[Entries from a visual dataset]
-*-*-
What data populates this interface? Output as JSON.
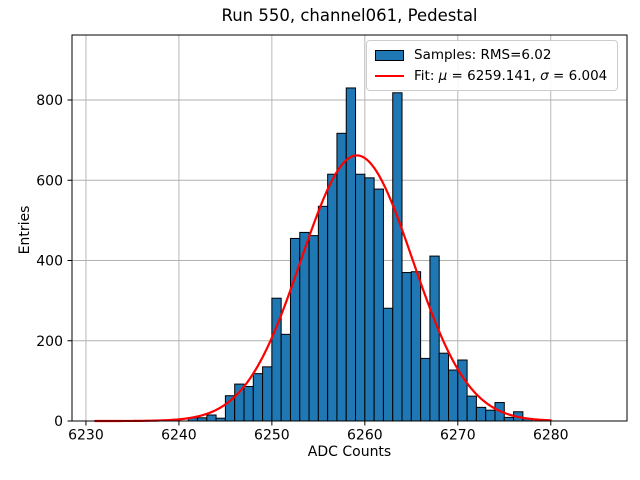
{
  "chart_data": {
    "type": "histogram",
    "title": "Run 550, channel061, Pedestal",
    "xlabel": "ADC Counts",
    "ylabel": "Entries",
    "xlim": [
      6228.5,
      6288.2
    ],
    "ylim": [
      0,
      962
    ],
    "grid": true,
    "grid_color": "#b0b0b0",
    "x_ticks": [
      6230,
      6240,
      6250,
      6260,
      6270,
      6280
    ],
    "y_ticks": [
      0,
      200,
      400,
      600,
      800
    ],
    "histogram": {
      "bin_start": 6241,
      "bin_width": 1,
      "counts": [
        8,
        8,
        15,
        7,
        63,
        92,
        86,
        118,
        135,
        306,
        216,
        455,
        470,
        462,
        535,
        615,
        717,
        830,
        615,
        606,
        578,
        281,
        818,
        370,
        372,
        156,
        411,
        169,
        127,
        152,
        62,
        34,
        27,
        46,
        9,
        23,
        6
      ],
      "fill_color": "#1f77b4",
      "edge_color": "#000000"
    },
    "fit_curve": {
      "mu": 6259.141,
      "sigma": 6.004,
      "peak_height": 662,
      "x_start": 6231,
      "x_end": 6280,
      "color": "#ff0000"
    },
    "legend": {
      "position": "upper-right",
      "samples_label": "Samples: RMS=6.02",
      "fit_prefix": "Fit: ",
      "mu_symbol": "μ",
      "mu_text": " = 6259.141, ",
      "sigma_symbol": "σ",
      "sigma_text": " = 6.004"
    }
  }
}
-*-*-
• WHAT TO PRODUCE: Your task is an exact transcription of all the data, minus the pictures.

• RESPONSE FOR THIS EXERCISE:
What data populates this interface? Output as JSON.
{
  "chart_data": {
    "type": "histogram",
    "title": "Run 550, channel061, Pedestal",
    "xlabel": "ADC Counts",
    "ylabel": "Entries",
    "xlim": [
      6228.5,
      6288.2
    ],
    "ylim": [
      0,
      962
    ],
    "grid": true,
    "grid_color": "#b0b0b0",
    "x_ticks": [
      6230,
      6240,
      6250,
      6260,
      6270,
      6280
    ],
    "y_ticks": [
      0,
      200,
      400,
      600,
      800
    ],
    "histogram": {
      "bin_start": 6241,
      "bin_width": 1,
      "counts": [
        8,
        8,
        15,
        7,
        63,
        92,
        86,
        118,
        135,
        306,
        216,
        455,
        470,
        462,
        535,
        615,
        717,
        830,
        615,
        606,
        578,
        281,
        818,
        370,
        372,
        156,
        411,
        169,
        127,
        152,
        62,
        34,
        27,
        46,
        9,
        23,
        6
      ],
      "fill_color": "#1f77b4",
      "edge_color": "#000000"
    },
    "fit_curve": {
      "mu": 6259.141,
      "sigma": 6.004,
      "peak_height": 662,
      "x_start": 6231,
      "x_end": 6280,
      "color": "#ff0000"
    },
    "legend": {
      "position": "upper-right",
      "samples_label": "Samples: RMS=6.02",
      "fit_prefix": "Fit: ",
      "mu_symbol": "μ",
      "mu_text": " = 6259.141, ",
      "sigma_symbol": "σ",
      "sigma_text": " = 6.004"
    }
  }
}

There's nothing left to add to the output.